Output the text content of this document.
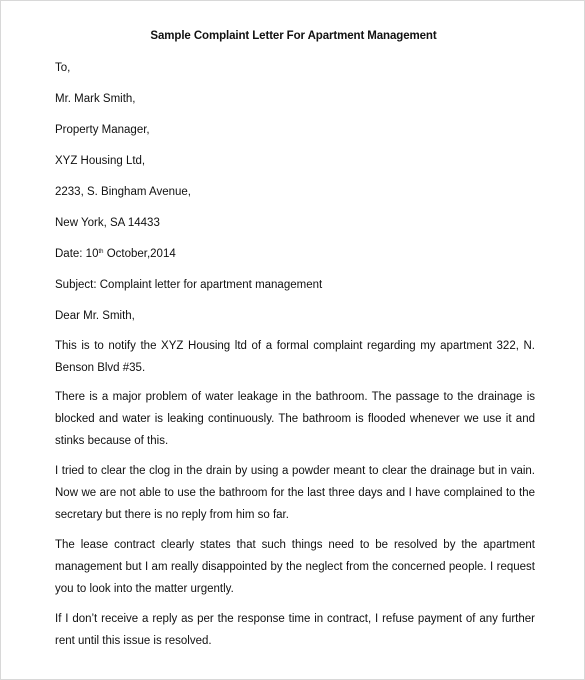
Sample Complaint Letter For Apartment Management
To,
Mr. Mark Smith,
Property Manager,
XYZ Housing Ltd,
2233, S. Bingham Avenue,
New York, SA 14433
Date: 10th October,2014
Subject: Complaint letter for apartment management
Dear Mr. Smith,
This is to notify the XYZ Housing ltd of a formal complaint regarding my apartment 322, N. Benson Blvd #35.
There is a major problem of water leakage in the bathroom. The passage to the drainage is blocked and water is leaking continuously. The bathroom is flooded whenever we use it and stinks because of this.
I tried to clear the clog in the drain by using a powder meant to clear the drainage but in vain. Now we are not able to use the bathroom for the last three days and I have complained to the secretary but there is no reply from him so far.
The lease contract clearly states that such things need to be resolved by the apartment management but I am really disappointed by the neglect from the concerned people. I request you to look into the matter urgently.
If I don’t receive a reply as per the response time in contract, I refuse payment of any further rent until this issue is resolved.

※

* EXERCISE DETAILS
Could you reproduce every record above exactly, leaving out the pictures?

* RESPONSE TO THE EXERCISE
Output the text content of this document.
Sample Complaint Letter For Apartment Management
To,
Mr. Mark Smith,
Property Manager,
XYZ Housing Ltd,
2233, S. Bingham Avenue,
New York, SA 14433
Date: 10th October,2014
Subject: Complaint letter for apartment management
Dear Mr. Smith,
This is to notify the XYZ Housing ltd of a formal complaint regarding my apartment 322, N. Benson Blvd #35.
There is a major problem of water leakage in the bathroom. The passage to the drainage is blocked and water is leaking continuously. The bathroom is flooded whenever we use it and stinks because of this.
I tried to clear the clog in the drain by using a powder meant to clear the drainage but in vain. Now we are not able to use the bathroom for the last three days and I have complained to the secretary but there is no reply from him so far.
The lease contract clearly states that such things need to be resolved by the apartment management but I am really disappointed by the neglect from the concerned people. I request you to look into the matter urgently.
If I don’t receive a reply as per the response time in contract, I refuse payment of any further rent until this issue is resolved.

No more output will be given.